What you have to do → Return each entry exactly, with none missing.

Data shown →

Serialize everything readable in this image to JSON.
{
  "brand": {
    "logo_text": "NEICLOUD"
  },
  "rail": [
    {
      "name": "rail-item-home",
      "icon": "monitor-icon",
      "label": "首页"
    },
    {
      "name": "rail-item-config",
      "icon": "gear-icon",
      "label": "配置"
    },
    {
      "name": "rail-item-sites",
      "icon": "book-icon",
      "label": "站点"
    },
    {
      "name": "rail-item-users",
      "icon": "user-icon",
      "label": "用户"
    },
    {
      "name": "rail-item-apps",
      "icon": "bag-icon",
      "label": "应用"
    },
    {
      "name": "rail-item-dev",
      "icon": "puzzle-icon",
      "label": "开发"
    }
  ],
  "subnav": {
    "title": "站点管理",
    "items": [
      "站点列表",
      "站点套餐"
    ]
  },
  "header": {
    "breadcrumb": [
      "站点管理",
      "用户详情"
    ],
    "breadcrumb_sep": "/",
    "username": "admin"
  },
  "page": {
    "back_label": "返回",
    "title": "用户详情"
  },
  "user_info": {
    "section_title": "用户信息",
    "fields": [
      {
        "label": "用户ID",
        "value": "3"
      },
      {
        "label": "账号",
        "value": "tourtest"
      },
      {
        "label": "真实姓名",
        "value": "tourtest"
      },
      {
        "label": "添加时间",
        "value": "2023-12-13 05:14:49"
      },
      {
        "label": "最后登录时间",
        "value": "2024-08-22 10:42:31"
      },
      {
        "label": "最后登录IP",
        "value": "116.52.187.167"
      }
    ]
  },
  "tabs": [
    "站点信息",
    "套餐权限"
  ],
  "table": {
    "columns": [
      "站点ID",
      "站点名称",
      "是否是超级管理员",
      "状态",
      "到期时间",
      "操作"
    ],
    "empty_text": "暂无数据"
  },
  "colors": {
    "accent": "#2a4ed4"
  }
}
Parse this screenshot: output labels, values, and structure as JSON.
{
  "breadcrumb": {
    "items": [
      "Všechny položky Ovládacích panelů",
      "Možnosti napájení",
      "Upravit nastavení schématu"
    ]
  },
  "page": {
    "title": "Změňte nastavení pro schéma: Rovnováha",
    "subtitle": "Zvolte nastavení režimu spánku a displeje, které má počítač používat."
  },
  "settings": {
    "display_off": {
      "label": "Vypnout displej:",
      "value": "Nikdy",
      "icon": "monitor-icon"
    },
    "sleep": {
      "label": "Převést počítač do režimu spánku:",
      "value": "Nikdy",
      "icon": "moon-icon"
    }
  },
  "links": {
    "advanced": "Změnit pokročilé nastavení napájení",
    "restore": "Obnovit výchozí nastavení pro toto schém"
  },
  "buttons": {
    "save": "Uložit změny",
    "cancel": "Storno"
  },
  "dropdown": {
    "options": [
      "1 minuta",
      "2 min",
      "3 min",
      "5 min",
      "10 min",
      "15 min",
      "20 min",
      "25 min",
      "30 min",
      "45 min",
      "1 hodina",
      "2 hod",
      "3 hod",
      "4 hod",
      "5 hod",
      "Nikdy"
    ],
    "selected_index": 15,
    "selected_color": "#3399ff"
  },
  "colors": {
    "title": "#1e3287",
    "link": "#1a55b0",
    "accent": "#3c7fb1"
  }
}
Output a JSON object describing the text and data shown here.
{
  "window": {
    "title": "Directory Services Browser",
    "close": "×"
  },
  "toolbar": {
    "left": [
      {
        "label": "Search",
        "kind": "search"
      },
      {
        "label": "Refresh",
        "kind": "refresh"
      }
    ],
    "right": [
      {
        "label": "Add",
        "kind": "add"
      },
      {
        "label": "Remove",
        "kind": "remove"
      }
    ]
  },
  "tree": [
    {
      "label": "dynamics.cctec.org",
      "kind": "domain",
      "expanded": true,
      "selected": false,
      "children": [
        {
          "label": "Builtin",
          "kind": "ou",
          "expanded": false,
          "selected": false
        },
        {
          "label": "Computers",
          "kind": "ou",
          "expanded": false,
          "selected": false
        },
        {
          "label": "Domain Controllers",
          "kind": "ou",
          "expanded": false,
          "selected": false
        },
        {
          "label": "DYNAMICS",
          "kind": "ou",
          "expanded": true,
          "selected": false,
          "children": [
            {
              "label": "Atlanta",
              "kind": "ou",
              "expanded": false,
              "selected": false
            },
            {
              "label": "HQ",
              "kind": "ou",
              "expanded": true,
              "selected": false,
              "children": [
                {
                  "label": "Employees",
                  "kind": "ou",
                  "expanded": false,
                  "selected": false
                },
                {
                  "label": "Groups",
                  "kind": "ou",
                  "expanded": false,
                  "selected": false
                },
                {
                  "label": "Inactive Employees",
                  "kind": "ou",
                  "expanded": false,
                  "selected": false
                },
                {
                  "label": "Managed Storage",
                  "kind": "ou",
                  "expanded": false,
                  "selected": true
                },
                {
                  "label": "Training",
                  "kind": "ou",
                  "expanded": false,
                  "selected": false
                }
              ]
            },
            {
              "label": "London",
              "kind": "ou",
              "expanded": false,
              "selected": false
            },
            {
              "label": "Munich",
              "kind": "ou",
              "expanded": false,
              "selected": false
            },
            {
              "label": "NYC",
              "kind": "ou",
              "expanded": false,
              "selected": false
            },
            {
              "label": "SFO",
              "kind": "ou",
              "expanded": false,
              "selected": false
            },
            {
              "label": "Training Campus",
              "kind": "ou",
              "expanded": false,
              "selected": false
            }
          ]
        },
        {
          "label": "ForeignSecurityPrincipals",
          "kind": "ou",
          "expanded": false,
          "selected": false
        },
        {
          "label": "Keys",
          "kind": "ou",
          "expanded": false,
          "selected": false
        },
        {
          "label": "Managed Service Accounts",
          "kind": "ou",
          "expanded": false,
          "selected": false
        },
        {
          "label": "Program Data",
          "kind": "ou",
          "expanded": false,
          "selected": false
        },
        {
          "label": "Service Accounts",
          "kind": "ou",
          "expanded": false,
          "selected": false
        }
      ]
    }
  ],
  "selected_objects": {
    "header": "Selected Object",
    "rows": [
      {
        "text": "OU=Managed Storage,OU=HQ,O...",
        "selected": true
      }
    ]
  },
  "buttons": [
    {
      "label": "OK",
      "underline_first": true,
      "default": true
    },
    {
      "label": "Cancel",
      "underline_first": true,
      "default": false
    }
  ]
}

Solved problem →
Serialize everything readable in this image to JSON.
{
  "brand": {
    "logo_text": "NEICLOUD"
  },
  "rail": [
    {
      "name": "rail-item-home",
      "icon": "monitor-icon",
      "label": "首页"
    },
    {
      "name": "rail-item-config",
      "icon": "gear-icon",
      "label": "配置"
    },
    {
      "name": "rail-item-sites",
      "icon": "book-icon",
      "label": "站点"
    },
    {
      "name": "rail-item-users",
      "icon": "user-icon",
      "label": "用户"
    },
    {
      "name": "rail-item-apps",
      "icon": "bag-icon",
      "label": "应用"
    },
    {
      "name": "rail-item-dev",
      "icon": "puzzle-icon",
      "label": "开发"
    }
  ],
  "subnav": {
    "title": "站点管理",
    "items": [
      "站点列表",
      "站点套餐"
    ]
  },
  "header": {
    "breadcrumb": [
      "站点管理",
      "用户详情"
    ],
    "breadcrumb_sep": "/",
    "username": "admin"
  },
  "page": {
    "back_label": "返回",
    "title": "用户详情"
  },
  "user_info": {
    "section_title": "用户信息",
    "fields": [
      {
        "label": "用户ID",
        "value": "3"
      },
      {
        "label": "账号",
        "value": "tourtest"
      },
      {
        "label": "真实姓名",
        "value": "tourtest"
      },
      {
        "label": "添加时间",
        "value": "2023-12-13 05:14:49"
      },
      {
        "label": "最后登录时间",
        "value": "2024-08-22 10:42:31"
      },
      {
        "label": "最后登录IP",
        "value": "116.52.187.167"
      }
    ]
  },
  "tabs": [
    "站点信息",
    "套餐权限"
  ],
  "table": {
    "columns": [
      "站点ID",
      "站点名称",
      "是否是超级管理员",
      "状态",
      "到期时间",
      "操作"
    ],
    "empty_text": "暂无数据"
  },
  "colors": {
    "accent": "#2a4ed4"
  }
}
Parse this screenshot: output labels, values, and structure as JSON.
{
  "breadcrumb": {
    "items": [
      "Všechny položky Ovládacích panelů",
      "Možnosti napájení",
      "Upravit nastavení schématu"
    ]
  },
  "page": {
    "title": "Změňte nastavení pro schéma: Rovnováha",
    "subtitle": "Zvolte nastavení režimu spánku a displeje, které má počítač používat."
  },
  "settings": {
    "display_off": {
      "label": "Vypnout displej:",
      "value": "Nikdy",
      "icon": "monitor-icon"
    },
    "sleep": {
      "label": "Převést počítač do režimu spánku:",
      "value": "Nikdy",
      "icon": "moon-icon"
    }
  },
  "links": {
    "advanced": "Změnit pokročilé nastavení napájení",
    "restore": "Obnovit výchozí nastavení pro toto schém"
  },
  "buttons": {
    "save": "Uložit změny",
    "cancel": "Storno"
  },
  "dropdown": {
    "options": [
      "1 minuta",
      "2 min",
      "3 min",
      "5 min",
      "10 min",
      "15 min",
      "20 min",
      "25 min",
      "30 min",
      "45 min",
      "1 hodina",
      "2 hod",
      "3 hod",
      "4 hod",
      "5 hod",
      "Nikdy"
    ],
    "selected_index": 15,
    "selected_color": "#3399ff"
  },
  "colors": {
    "title": "#1e3287",
    "link": "#1a55b0",
    "accent": "#3c7fb1"
  }
}
Output a JSON object describing the text and data shown here.
{
  "window": {
    "title": "Directory Services Browser",
    "close": "×"
  },
  "toolbar": {
    "left": [
      {
        "label": "Search",
        "kind": "search"
      },
      {
        "label": "Refresh",
        "kind": "refresh"
      }
    ],
    "right": [
      {
        "label": "Add",
        "kind": "add"
      },
      {
        "label": "Remove",
        "kind": "remove"
      }
    ]
  },
  "tree": [
    {
      "label": "dynamics.cctec.org",
      "kind": "domain",
      "expanded": true,
      "selected": false,
      "children": [
        {
          "label": "Builtin",
          "kind": "ou",
          "expanded": false,
          "selected": false
        },
        {
          "label": "Computers",
          "kind": "ou",
          "expanded": false,
          "selected": false
        },
        {
          "label": "Domain Controllers",
          "kind": "ou",
          "expanded": false,
          "selected": false
        },
        {
          "label": "DYNAMICS",
          "kind": "ou",
          "expanded": true,
          "selected": false,
          "children": [
            {
              "label": "Atlanta",
              "kind": "ou",
              "expanded": false,
              "selected": false
            },
            {
              "label": "HQ",
              "kind": "ou",
              "expanded": true,
              "selected": false,
              "children": [
                {
                  "label": "Employees",
                  "kind": "ou",
                  "expanded": false,
                  "selected": false
                },
                {
                  "label": "Groups",
                  "kind": "ou",
                  "expanded": false,
                  "selected": false
                },
                {
                  "label": "Inactive Employees",
                  "kind": "ou",
                  "expanded": false,
                  "selected": false
                },
                {
                  "label": "Managed Storage",
                  "kind": "ou",
                  "expanded": false,
                  "selected": true
                },
                {
                  "label": "Training",
                  "kind": "ou",
                  "expanded": false,
                  "selected": false
                }
              ]
            },
            {
              "label": "London",
              "kind": "ou",
              "expanded": false,
              "selected": false
            },
            {
              "label": "Munich",
              "kind": "ou",
              "expanded": false,
              "selected": false
            },
            {
              "label": "NYC",
              "kind": "ou",
              "expanded": false,
              "selected": false
            },
            {
              "label": "SFO",
              "kind": "ou",
              "expanded": false,
              "selected": false
            },
            {
              "label": "Training Campus",
              "kind": "ou",
              "expanded": false,
              "selected": false
            }
          ]
        },
        {
          "label": "ForeignSecurityPrincipals",
          "kind": "ou",
          "expanded": false,
          "selected": false
        },
        {
          "label": "Keys",
          "kind": "ou",
          "expanded": false,
          "selected": false
        },
        {
          "label": "Managed Service Accounts",
          "kind": "ou",
          "expanded": false,
          "selected": false
        },
        {
          "label": "Program Data",
          "kind": "ou",
          "expanded": false,
          "selected": false
        },
        {
          "label": "Service Accounts",
          "kind": "ou",
          "expanded": false,
          "selected": false
        }
      ]
    }
  ],
  "selected_objects": {
    "header": "Selected Object",
    "rows": [
      {
        "text": "OU=Managed Storage,OU=HQ,O...",
        "selected": true
      }
    ]
  },
  "buttons": [
    {
      "label": "OK",
      "underline_first": true,
      "default": true
    },
    {
      "label": "Cancel",
      "underline_first": true,
      "default": false
    }
  ]
}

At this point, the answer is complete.